**TASK STATEMENT**
The records below must be duplicated exactly, character for character.

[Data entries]

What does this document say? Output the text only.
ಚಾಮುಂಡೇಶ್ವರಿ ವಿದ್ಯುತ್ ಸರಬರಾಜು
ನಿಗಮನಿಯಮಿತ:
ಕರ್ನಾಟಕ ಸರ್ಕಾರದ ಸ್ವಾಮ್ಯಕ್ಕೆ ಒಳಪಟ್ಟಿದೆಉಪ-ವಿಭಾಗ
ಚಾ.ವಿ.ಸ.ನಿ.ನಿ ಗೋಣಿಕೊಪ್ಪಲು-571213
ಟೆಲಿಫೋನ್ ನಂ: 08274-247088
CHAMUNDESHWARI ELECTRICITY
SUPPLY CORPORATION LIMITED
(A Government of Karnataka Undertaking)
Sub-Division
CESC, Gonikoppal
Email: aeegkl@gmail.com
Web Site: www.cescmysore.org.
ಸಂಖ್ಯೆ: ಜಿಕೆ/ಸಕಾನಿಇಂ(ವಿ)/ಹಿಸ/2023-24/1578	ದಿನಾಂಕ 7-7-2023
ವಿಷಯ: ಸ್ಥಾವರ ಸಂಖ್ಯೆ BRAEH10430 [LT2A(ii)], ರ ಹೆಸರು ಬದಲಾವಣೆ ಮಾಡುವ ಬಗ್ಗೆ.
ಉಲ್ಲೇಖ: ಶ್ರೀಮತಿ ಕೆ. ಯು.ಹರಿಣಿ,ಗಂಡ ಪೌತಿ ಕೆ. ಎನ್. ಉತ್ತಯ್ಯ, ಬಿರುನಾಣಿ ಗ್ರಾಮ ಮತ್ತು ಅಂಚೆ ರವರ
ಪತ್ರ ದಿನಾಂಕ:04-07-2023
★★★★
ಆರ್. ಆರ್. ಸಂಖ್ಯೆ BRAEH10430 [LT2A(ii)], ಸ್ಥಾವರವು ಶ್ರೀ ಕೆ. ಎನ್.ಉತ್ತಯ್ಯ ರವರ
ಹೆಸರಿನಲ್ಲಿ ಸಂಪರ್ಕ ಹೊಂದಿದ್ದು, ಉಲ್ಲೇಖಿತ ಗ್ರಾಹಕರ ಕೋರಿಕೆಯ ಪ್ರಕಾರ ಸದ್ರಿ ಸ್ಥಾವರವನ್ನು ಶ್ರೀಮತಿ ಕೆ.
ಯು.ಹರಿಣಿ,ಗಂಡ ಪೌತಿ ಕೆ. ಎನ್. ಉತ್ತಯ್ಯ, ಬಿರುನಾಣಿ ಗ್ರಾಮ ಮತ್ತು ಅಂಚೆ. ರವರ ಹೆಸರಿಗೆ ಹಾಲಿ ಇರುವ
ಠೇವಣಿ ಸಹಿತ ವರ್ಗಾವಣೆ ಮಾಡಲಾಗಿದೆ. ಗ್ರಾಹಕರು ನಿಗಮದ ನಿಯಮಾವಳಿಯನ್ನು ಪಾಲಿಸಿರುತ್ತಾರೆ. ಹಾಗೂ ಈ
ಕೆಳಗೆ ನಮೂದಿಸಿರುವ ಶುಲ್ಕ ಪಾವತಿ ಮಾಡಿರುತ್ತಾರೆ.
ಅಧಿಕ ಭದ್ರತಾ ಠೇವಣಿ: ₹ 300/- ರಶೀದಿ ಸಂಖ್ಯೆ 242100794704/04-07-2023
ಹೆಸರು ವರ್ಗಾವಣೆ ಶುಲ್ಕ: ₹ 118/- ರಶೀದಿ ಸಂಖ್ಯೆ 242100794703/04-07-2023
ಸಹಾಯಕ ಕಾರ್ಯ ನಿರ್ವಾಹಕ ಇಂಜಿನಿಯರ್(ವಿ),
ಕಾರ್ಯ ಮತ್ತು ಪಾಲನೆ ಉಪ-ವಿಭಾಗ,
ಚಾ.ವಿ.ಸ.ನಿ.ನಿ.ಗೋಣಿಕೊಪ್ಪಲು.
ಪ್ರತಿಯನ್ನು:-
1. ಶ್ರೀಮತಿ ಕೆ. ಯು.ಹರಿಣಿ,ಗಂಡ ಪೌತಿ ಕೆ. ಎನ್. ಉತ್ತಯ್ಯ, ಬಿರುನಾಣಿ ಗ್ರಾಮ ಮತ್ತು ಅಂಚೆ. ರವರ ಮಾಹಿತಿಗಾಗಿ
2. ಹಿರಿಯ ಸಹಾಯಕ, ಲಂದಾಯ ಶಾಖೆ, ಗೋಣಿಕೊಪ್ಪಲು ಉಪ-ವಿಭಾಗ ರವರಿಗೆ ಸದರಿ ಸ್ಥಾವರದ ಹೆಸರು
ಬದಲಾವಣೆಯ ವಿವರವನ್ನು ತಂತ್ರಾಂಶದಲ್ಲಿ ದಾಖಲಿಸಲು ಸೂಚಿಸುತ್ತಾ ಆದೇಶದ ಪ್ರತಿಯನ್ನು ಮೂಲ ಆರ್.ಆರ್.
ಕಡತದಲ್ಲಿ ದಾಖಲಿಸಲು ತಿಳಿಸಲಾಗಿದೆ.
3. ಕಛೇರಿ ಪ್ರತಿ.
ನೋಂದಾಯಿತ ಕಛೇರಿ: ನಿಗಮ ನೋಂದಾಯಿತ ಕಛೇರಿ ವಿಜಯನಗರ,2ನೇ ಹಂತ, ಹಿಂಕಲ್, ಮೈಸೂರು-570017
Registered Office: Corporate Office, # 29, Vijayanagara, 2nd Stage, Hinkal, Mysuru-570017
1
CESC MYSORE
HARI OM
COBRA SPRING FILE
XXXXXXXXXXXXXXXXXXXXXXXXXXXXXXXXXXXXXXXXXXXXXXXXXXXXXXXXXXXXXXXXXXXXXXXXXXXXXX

**EXPECTED ANSWER**
What does this document say? Output the text only.
ಚಾಮುಂಡೇಶ್ವರಿ ವಿದ್ಯುತ್ ಸರಬರಾಜು
ನಿಗಮನಿಯಮಿತ:
ಕರ್ನಾಟಕ ಸರ್ಕಾರದ ಸ್ವಾಮ್ಯಕ್ಕೆ ಒಳಪಟ್ಟಿದೆಉಪ-ವಿಭಾಗ
ಚಾ.ವಿ.ಸ.ನಿ.ನಿ ಗೋಣಿಕೊಪ್ಪಲು-571213
ಟೆಲಿಫೋನ್ ನಂ: 08274-247088
CHAMUNDESHWARI ELECTRICITY
SUPPLY CORPORATION LIMITED
(A Government of Karnataka Undertaking)
Sub-Division
CESC, Gonikoppal
Email: aeegkl@gmail.com
Web Site: www.cescmysore.org.
ಸಂಖ್ಯೆ: ಜಿಕೆ/ಸಕಾನಿಇಂ(ವಿ)/ಹಿಸ/2023-24/1578	ದಿನಾಂಕ 7-7-2023
ವಿಷಯ: ಸ್ಥಾವರ ಸಂಖ್ಯೆ BRAEH10430 [LT2A(ii)], ರ ಹೆಸರು ಬದಲಾವಣೆ ಮಾಡುವ ಬಗ್ಗೆ.
ಉಲ್ಲೇಖ: ಶ್ರೀಮತಿ ಕೆ. ಯು.ಹರಿಣಿ,ಗಂಡ ಪೌತಿ ಕೆ. ಎನ್. ಉತ್ತಯ್ಯ, ಬಿರುನಾಣಿ ಗ್ರಾಮ ಮತ್ತು ಅಂಚೆ ರವರ
ಪತ್ರ ದಿನಾಂಕ:04-07-2023
★★★★
ಆರ್. ಆರ್. ಸಂಖ್ಯೆ BRAEH10430 [LT2A(ii)], ಸ್ಥಾವರವು ಶ್ರೀ ಕೆ. ಎನ್.ಉತ್ತಯ್ಯ ರವರ
ಹೆಸರಿನಲ್ಲಿ ಸಂಪರ್ಕ ಹೊಂದಿದ್ದು, ಉಲ್ಲೇಖಿತ ಗ್ರಾಹಕರ ಕೋರಿಕೆಯ ಪ್ರಕಾರ ಸದ್ರಿ ಸ್ಥಾವರವನ್ನು ಶ್ರೀಮತಿ ಕೆ.
ಯು.ಹರಿಣಿ,ಗಂಡ ಪೌತಿ ಕೆ. ಎನ್. ಉತ್ತಯ್ಯ, ಬಿರುನಾಣಿ ಗ್ರಾಮ ಮತ್ತು ಅಂಚೆ. ರವರ ಹೆಸರಿಗೆ ಹಾಲಿ ಇರುವ
ಠೇವಣಿ ಸಹಿತ ವರ್ಗಾವಣೆ ಮಾಡಲಾಗಿದೆ. ಗ್ರಾಹಕರು ನಿಗಮದ ನಿಯಮಾವಳಿಯನ್ನು ಪಾಲಿಸಿರುತ್ತಾರೆ. ಹಾಗೂ ಈ
ಕೆಳಗೆ ನಮೂದಿಸಿರುವ ಶುಲ್ಕ ಪಾವತಿ ಮಾಡಿರುತ್ತಾರೆ.
ಅಧಿಕ ಭದ್ರತಾ ಠೇವಣಿ: ₹ 300/- ರಶೀದಿ ಸಂಖ್ಯೆ 242100794704/04-07-2023
ಹೆಸರು ವರ್ಗಾವಣೆ ಶುಲ್ಕ: ₹ 118/- ರಶೀದಿ ಸಂಖ್ಯೆ 242100794703/04-07-2023
ಸಹಾಯಕ ಕಾರ್ಯ ನಿರ್ವಾಹಕ ಇಂಜಿನಿಯರ್(ವಿ),
ಕಾರ್ಯ ಮತ್ತು ಪಾಲನೆ ಉಪ-ವಿಭಾಗ,
ಚಾ.ವಿ.ಸ.ನಿ.ನಿ.ಗೋಣಿಕೊಪ್ಪಲು.
ಪ್ರತಿಯನ್ನು:-
1. ಶ್ರೀಮತಿ ಕೆ. ಯು.ಹರಿಣಿ,ಗಂಡ ಪೌತಿ ಕೆ. ಎನ್. ಉತ್ತಯ್ಯ, ಬಿರುನಾಣಿ ಗ್ರಾಮ ಮತ್ತು ಅಂಚೆ. ರವರ ಮಾಹಿತಿಗಾಗಿ
2. ಹಿರಿಯ ಸಹಾಯಕ, ಲಂದಾಯ ಶಾಖೆ, ಗೋಣಿಕೊಪ್ಪಲು ಉಪ-ವಿಭಾಗ ರವರಿಗೆ ಸದರಿ ಸ್ಥಾವರದ ಹೆಸರು
ಬದಲಾವಣೆಯ ವಿವರವನ್ನು ತಂತ್ರಾಂಶದಲ್ಲಿ ದಾಖಲಿಸಲು ಸೂಚಿಸುತ್ತಾ ಆದೇಶದ ಪ್ರತಿಯನ್ನು ಮೂಲ ಆರ್.ಆರ್.
ಕಡತದಲ್ಲಿ ದಾಖಲಿಸಲು ತಿಳಿಸಲಾಗಿದೆ.
3. ಕಛೇರಿ ಪ್ರತಿ.
ನೋಂದಾಯಿತ ಕಛೇರಿ: ನಿಗಮ ನೋಂದಾಯಿತ ಕಛೇರಿ ವಿಜಯನಗರ,2ನೇ ಹಂತ, ಹಿಂಕಲ್, ಮೈಸೂರು-570017
Registered Office: Corporate Office, # 29, Vijayanagara, 2nd Stage, Hinkal, Mysuru-570017
1
CESC MYSORE
HARI OM
COBRA SPRING FILE
XXXXXXXXXXXXXXXXXXXXXXXXXXXXXXXXXXXXXXXXXXXXXXXXXXXXXXXXXXXXXXXXXXXXXXXXXXXXXX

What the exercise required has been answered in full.